# does anyone on here live in a mobile home park?



## paul44 (May 19, 2009)

I'm interested in moving from Ireland to Spain for maybe 6 months in the year
a mobile looks a good cost effective option without the hassel of buying bricks and morter,

I'm thinking of the Malaga area does anyone have any expirence of mobile homes
both new and resales? and the parks

cheers:clap2:


----------



## SunnySpain (Jul 30, 2008)

paul44 said:


> I'm interested in moving from Ireland to Spain for maybe 6 months in the year
> a mobile looks a good cost effective option without the hassel of buying bricks and morter,
> 
> I'm thinking of the Malaga area does anyone have any expirence of mobile homes
> ...



I cannot help with your question, however I have a question for you if I may.

What does one do about water e.g. Shower, bath and general hygiene ?


----------



## jojo (Sep 20, 2007)

SunnySpain said:


> I cannot help with your question, however I have a question for you if I may.
> 
> What does one do about water e.g. Shower, bath and general hygiene ?



Alot of these mobile homes these days have "the works" in em Dave. They're "plugged in" to the water and electricity systems!!! 

I think there's a site in between Alhaurin El Grande and Alhaurin de la Torre, maybe google it and see if no one comes back with any recommendations???

Jo


----------



## Suenneil (Feb 17, 2009)

Hiya .... I have just googled mobile home parks in marbella and malaga and quite a few came up ......

any YES gone are the days of horse and cart type caravans Dave! they even have beds in them now too ! :tongue::tongue::tongue:


----------



## SunnySpain (Jul 30, 2008)

Suenneil said:


> Hiya .... I have just googled mobile home parks in marbella and malaga and quite a few came up ......
> 
> any YES gone are the days of horse and cart type caravans Dave! they even have beds in them now too ! :tongue::tongue::tongue:



Beds, whats this bed thingy about then ?:lol:


----------



## jojo (Sep 20, 2007)

SunnySpain said:


> Beds, whats this bed thingy about then ?:lol:


its what we use nowadays instead of straw LOL

Jo xxx


----------



## SunnySpain (Jul 30, 2008)

jojo said:


> its what we use nowadays instead of straw LOL
> 
> Jo xxx


My OH wants to know if they have Dishwashers, very important apparently..


----------



## Suenneil (Feb 17, 2009)

SunnySpain said:


> My OH wants to know if they have Dishwashers, very important apparently..


Of course ... they are called HUSBANDS !!!! :clap2:


----------



## DH1875 (Feb 21, 2009)

Went on holiday to Estartit many moons ago and stayed in a mobile home. Got to say we had a blast and the mobile homes were as good as some apts I have since been in.

Not sure what the park is like now a days though.


----------



## jkchawner (Dec 21, 2008)

* _Records provided_:
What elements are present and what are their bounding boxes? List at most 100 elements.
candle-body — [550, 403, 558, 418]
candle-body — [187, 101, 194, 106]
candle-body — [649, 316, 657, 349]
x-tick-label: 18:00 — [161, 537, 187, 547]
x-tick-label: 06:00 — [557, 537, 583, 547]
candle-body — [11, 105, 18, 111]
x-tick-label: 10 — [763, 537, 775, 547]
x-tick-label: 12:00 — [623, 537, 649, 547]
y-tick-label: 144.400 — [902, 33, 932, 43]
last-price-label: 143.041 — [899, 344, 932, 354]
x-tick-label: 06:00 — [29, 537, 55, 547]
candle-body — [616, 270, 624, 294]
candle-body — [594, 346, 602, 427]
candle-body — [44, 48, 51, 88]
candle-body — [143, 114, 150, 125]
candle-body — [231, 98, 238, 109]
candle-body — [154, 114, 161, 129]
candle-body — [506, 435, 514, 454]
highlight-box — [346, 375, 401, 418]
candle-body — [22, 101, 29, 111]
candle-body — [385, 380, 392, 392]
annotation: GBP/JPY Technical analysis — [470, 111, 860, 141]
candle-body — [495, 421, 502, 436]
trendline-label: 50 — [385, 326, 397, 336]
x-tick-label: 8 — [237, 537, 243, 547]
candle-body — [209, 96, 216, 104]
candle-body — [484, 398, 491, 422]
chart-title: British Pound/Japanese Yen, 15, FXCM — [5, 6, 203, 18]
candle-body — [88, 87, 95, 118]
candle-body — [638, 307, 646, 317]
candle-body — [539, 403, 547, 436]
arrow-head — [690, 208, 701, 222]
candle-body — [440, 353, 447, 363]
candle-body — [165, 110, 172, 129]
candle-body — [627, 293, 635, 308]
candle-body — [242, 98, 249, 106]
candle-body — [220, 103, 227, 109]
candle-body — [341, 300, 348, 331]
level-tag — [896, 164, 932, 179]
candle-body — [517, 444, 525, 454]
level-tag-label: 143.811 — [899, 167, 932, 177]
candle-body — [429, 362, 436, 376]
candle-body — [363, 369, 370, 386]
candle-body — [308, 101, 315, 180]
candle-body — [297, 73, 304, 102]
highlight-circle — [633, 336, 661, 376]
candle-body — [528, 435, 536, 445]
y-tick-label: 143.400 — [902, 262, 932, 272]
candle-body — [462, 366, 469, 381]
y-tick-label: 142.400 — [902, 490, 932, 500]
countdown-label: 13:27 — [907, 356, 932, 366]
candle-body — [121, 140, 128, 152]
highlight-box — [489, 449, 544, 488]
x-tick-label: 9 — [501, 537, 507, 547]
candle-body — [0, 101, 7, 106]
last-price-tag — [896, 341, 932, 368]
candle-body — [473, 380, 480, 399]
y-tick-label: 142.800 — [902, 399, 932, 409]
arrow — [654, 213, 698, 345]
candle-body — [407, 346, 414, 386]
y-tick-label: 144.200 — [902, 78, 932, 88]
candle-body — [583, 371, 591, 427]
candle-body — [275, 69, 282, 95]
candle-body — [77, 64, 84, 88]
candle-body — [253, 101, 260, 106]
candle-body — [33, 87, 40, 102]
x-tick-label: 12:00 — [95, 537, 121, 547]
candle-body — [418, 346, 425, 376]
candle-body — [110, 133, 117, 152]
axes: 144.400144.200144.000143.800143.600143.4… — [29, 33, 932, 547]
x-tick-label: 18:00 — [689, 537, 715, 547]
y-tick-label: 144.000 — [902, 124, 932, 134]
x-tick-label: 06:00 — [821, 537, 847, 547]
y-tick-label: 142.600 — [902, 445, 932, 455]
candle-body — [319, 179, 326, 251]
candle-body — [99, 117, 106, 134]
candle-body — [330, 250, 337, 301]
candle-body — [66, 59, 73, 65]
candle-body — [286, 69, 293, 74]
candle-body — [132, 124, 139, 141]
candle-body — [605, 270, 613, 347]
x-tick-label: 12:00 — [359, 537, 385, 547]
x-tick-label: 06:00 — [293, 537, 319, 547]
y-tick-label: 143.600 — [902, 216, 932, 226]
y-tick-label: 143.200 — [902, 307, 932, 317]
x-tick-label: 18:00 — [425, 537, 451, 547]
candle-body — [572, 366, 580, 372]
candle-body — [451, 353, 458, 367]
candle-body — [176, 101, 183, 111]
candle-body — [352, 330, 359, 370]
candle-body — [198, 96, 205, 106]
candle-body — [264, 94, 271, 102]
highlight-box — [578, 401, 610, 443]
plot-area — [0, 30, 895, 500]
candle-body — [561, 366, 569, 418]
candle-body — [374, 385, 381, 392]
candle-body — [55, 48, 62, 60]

* _Given problem 1_: Name every place mentioned in the mobile home park thread.
* _Given problem 2_: Using the mobile home park thread, mark each statement yes or no and quote the words that decide it: (a) paul44 is considering the Malaga area. (b) jojo says the mobile homes have no water connection. (c) DH1875 did not enjoy staying in a mobile home in Estartit.
* _Given problem 3_: Extend the mobile home park thread past its final post.

* _Expected output 1_: Ireland, Spain, Malaga, Alhaurin El Grande, Alhaurin de la Torre, Marbella, Estartit

* _Expected output 2_:
(a) Yes: "I'm thinking of the Malaga area"
(b) No: "They're "plugged in" to the water and electricity systems!!!"
(c) No: "Got to say we had a blast"

* _Expected output 3_:
as u all no im mr ebay i was intrested in this one myself until the old problems i had recently. this one is around the corner from u jojo have a look mate it may be what you are looking for its in the area u asked for anyway.ebay item number 150344232663 you wont find a better one for that money its pennies really and the park is very nice indeed


----------



## jkchawner (Dec 21, 2008)

paul44 said:


> I'm interested in moving from Ireland to Spain for maybe 6 months in the year
> a mobile looks a good cost effective option without the hassel of buying bricks and morter,
> 
> I'm thinking of the Malaga area does anyone have any expirence of mobile homes
> ...



ebay item number 
150344232663 

and im nothing to do with any sale its a guy who now lives in oz


----------



## dougie6649 (May 28, 2009)

*Mobile home*



paul44 said:


> I'm interested in moving from Ireland to Spain for maybe 6 months in the year
> a mobile looks a good cost effective option without the hassel of buying bricks and morter,
> 
> I'm thinking of the Malaga area does anyone have any expirence of mobile homes
> ...


Hello dap2
My partner and I live a mobile home in Benidorm but are moving to a new english owned mobile home village in Murcia. We have a friend who is moving her mobile from here to Malaga and there are some mobile homes for resale here which could be moved to wherever you like! One of them belongs to a very famous english star. Resale prices range from £25,000 to 75,000 resale and 40 to 80,000 new. Costs of transport to your site range from £1000 to 3000
Because of the economic climate, a mobile home is a very good buy at the moment. We know a lot of parks too!
I can give you details if you like.
Terry


----------



## Tallulah (Feb 16, 2009)

I just wanna find out who the Very Famous English Star is. Does that put the price up?!?!!!

Tallulah.x


----------



## anles (Feb 11, 2009)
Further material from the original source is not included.